---------- Dataset entries

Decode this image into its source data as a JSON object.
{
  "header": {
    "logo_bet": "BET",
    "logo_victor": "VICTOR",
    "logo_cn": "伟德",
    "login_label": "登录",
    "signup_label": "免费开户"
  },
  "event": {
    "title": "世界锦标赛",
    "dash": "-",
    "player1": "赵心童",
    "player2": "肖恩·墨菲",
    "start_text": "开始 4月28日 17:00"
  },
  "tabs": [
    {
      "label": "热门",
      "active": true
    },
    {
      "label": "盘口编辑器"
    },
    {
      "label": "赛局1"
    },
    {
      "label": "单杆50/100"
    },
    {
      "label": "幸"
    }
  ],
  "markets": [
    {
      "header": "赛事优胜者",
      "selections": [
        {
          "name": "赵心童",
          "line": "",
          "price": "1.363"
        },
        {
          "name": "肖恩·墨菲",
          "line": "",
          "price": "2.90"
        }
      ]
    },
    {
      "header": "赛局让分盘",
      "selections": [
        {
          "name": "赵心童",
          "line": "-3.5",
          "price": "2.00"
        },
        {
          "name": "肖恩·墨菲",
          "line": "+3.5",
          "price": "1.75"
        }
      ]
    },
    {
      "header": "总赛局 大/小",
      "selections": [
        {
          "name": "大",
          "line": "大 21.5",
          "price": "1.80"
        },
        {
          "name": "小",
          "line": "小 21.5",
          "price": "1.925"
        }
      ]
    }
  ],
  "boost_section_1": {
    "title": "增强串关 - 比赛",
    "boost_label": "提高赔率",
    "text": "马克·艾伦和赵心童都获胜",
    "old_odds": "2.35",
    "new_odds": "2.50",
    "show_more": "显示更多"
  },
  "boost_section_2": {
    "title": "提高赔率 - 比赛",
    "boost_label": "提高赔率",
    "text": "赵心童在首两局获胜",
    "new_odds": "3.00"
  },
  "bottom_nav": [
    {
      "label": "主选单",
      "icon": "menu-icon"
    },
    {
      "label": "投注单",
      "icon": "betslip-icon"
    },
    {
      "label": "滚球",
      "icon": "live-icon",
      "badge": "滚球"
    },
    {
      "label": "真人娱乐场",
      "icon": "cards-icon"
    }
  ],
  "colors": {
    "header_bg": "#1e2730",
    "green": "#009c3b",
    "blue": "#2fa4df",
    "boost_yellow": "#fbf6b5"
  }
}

--------------------

Each line holding "icon" must be found and copied.

_Response to this exercise_:
      "icon": "menu-icon"
      "icon": "betslip-icon"
      "icon": "live-icon",
      "icon": "cards-icon"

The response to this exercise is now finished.